- **Exercise instructions**
Print the records again, character for character.

>> Start Supplied data

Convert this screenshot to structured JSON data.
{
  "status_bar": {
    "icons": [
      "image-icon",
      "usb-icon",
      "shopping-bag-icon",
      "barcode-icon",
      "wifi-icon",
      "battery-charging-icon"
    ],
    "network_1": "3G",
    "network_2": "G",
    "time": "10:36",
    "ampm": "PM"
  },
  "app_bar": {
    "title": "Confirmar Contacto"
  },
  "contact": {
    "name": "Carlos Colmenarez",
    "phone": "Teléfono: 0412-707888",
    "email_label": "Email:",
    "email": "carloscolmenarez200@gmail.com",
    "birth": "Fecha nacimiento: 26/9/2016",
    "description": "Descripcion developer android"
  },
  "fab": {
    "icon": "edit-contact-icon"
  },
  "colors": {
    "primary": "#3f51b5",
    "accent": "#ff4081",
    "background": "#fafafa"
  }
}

>> End Supplied data

- **The result**
Convert this screenshot to structured JSON data.
{
  "status_bar": {
    "icons": [
      "image-icon",
      "usb-icon",
      "shopping-bag-icon",
      "barcode-icon",
      "wifi-icon",
      "battery-charging-icon"
    ],
    "network_1": "3G",
    "network_2": "G",
    "time": "10:36",
    "ampm": "PM"
  },
  "app_bar": {
    "title": "Confirmar Contacto"
  },
  "contact": {
    "name": "Carlos Colmenarez",
    "phone": "Teléfono: 0412-707888",
    "email_label": "Email:",
    "email": "carloscolmenarez200@gmail.com",
    "birth": "Fecha nacimiento: 26/9/2016",
    "description": "Descripcion developer android"
  },
  "fab": {
    "icon": "edit-contact-icon"
  },
  "colors": {
    "primary": "#3f51b5",
    "accent": "#ff4081",
    "background": "#fafafa"
  }
}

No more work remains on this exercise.